• _Written task_: Search the entries below. Return every line that has "необходимость" in it.

BEGIN Data extract

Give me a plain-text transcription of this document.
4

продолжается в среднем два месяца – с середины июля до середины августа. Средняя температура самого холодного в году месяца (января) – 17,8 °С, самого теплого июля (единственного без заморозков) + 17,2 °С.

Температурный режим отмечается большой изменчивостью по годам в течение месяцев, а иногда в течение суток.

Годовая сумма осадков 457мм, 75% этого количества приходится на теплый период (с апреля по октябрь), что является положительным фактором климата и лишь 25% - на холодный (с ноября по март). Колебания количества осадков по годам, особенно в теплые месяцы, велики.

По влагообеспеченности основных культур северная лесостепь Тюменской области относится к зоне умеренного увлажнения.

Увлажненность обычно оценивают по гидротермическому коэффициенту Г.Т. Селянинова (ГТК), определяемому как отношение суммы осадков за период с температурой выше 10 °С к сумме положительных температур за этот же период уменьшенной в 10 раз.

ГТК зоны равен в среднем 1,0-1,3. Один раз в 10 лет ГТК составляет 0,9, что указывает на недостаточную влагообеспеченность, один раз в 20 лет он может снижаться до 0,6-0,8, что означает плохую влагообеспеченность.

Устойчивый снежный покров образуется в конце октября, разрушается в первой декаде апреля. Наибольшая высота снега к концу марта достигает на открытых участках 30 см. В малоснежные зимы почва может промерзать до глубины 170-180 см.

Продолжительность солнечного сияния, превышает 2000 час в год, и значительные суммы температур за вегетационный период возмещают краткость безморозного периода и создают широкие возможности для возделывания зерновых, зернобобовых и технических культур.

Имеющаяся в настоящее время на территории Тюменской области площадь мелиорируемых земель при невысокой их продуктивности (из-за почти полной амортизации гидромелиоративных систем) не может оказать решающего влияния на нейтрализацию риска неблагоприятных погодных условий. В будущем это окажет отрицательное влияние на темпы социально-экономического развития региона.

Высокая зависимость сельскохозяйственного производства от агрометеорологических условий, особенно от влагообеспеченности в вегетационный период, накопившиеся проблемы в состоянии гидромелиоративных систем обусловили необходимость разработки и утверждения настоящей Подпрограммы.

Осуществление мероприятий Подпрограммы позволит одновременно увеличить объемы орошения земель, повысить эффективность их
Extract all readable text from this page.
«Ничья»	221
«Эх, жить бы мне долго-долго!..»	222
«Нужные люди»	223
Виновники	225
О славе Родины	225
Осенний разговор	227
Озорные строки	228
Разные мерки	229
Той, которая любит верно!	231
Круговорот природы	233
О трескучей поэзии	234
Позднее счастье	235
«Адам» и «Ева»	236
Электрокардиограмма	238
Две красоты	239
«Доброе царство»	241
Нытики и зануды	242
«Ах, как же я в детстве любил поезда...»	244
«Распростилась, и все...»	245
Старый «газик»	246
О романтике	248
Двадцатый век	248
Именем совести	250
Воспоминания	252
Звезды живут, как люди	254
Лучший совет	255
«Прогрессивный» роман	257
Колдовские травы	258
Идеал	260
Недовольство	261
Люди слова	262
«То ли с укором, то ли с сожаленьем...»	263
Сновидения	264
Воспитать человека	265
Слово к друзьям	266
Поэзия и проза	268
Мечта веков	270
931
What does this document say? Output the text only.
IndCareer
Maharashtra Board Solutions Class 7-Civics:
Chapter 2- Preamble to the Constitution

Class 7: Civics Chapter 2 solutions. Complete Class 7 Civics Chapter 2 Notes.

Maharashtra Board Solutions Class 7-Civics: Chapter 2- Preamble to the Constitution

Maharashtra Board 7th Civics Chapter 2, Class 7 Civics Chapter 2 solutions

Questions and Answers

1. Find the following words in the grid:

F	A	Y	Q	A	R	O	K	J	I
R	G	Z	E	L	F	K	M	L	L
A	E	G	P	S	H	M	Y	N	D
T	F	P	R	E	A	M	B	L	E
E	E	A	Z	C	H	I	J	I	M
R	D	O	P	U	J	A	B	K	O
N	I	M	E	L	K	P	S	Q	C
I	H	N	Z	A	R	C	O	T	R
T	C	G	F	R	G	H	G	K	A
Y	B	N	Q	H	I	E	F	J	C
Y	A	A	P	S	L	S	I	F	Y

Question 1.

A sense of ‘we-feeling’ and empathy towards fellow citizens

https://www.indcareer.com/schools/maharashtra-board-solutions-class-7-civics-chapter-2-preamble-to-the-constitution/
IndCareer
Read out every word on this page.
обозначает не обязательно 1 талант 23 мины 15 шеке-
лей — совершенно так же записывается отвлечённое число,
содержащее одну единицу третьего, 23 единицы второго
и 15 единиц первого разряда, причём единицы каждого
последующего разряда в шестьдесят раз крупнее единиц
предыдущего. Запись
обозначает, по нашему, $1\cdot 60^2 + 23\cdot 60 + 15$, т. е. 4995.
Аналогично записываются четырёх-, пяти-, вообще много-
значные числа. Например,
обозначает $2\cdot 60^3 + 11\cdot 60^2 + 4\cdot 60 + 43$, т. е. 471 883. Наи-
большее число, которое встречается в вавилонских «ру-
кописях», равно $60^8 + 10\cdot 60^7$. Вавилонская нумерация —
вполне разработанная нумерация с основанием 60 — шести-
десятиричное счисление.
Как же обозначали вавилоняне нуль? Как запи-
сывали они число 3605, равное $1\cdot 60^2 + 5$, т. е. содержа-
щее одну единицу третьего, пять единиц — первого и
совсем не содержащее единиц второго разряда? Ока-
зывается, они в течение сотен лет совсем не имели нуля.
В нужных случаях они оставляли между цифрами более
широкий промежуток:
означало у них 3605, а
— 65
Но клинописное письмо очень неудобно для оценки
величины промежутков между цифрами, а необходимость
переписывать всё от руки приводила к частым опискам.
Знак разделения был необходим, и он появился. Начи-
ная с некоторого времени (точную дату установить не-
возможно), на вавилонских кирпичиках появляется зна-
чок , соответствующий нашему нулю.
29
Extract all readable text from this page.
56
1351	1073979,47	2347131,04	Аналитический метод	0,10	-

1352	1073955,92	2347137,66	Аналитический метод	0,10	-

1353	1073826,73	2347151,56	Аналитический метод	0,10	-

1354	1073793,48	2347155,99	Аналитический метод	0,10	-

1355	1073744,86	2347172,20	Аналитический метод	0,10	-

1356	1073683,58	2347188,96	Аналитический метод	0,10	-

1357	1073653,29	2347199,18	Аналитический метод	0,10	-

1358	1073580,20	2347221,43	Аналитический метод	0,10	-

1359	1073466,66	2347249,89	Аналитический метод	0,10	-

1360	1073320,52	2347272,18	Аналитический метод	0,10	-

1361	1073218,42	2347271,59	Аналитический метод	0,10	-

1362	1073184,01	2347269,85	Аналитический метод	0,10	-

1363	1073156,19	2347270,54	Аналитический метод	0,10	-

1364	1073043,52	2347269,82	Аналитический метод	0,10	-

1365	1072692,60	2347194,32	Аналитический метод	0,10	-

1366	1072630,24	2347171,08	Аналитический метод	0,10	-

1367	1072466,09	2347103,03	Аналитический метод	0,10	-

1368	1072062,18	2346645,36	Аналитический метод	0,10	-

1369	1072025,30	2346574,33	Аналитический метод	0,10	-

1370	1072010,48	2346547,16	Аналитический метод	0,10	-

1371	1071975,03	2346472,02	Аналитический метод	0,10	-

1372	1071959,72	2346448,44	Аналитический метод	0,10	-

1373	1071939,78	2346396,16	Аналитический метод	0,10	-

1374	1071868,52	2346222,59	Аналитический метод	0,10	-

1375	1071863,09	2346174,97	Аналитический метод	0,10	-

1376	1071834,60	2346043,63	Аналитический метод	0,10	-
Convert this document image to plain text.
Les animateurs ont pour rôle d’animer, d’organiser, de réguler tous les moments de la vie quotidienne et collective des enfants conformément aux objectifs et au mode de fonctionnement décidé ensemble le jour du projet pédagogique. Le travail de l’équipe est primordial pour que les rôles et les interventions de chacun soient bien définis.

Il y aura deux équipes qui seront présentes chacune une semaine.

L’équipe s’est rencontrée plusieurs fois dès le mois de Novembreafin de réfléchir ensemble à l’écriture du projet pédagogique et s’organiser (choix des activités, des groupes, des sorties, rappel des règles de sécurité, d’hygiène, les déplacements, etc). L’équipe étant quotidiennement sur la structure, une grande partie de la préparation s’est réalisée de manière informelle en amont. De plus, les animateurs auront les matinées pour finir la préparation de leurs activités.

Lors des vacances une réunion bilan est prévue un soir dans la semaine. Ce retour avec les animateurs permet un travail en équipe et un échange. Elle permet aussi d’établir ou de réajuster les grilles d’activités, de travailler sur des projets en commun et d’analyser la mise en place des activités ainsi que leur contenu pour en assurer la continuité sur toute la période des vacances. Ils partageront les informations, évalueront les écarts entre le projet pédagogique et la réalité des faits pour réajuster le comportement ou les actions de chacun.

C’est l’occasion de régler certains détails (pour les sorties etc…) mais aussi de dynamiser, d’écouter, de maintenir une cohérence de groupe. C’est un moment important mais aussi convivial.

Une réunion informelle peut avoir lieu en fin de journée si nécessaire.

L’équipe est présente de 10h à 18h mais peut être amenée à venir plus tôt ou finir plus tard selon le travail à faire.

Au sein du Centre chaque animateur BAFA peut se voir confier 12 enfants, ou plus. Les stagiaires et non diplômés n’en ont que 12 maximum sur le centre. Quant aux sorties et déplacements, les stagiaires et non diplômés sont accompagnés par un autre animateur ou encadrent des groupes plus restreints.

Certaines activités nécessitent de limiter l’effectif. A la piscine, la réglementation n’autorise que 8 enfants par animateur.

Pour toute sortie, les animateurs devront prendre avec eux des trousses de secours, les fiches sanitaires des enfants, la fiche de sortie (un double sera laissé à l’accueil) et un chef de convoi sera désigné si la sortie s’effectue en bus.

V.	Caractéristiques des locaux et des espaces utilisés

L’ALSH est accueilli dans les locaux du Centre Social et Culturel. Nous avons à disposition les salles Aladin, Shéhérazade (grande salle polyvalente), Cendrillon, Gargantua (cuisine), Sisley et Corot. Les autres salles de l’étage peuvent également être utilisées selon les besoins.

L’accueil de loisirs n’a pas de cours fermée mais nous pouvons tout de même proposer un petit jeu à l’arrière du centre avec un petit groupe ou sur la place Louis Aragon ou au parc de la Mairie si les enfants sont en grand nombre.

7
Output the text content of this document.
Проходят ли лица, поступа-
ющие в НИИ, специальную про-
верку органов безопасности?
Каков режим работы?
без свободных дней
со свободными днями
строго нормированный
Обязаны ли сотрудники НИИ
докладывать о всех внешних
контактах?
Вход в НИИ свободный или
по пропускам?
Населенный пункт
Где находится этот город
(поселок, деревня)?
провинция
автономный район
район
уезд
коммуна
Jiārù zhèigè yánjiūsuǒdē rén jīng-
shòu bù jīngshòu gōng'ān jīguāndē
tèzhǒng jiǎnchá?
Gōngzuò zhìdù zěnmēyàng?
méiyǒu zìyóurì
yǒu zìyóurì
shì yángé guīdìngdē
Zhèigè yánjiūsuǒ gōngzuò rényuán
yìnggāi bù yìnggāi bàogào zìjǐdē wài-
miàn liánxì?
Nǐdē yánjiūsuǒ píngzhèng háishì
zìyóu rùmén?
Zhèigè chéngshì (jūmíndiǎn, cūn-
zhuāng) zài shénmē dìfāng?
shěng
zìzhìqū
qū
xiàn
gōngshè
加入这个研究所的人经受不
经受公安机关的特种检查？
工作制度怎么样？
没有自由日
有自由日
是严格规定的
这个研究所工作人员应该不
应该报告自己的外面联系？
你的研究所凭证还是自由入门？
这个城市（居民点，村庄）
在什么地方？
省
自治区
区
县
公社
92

END Data extract

• _Written solution_:
Высокая зависимость сельскохозяйственного производства от агрометеорологических условий, особенно от влагообеспеченности в вегетационный период, накопившиеся проблемы в состоянии гидромелиоративных систем обусловили необходимость разработки и утверждения настоящей Подпрограммы.
величины промежутков между цифрами, а необходимость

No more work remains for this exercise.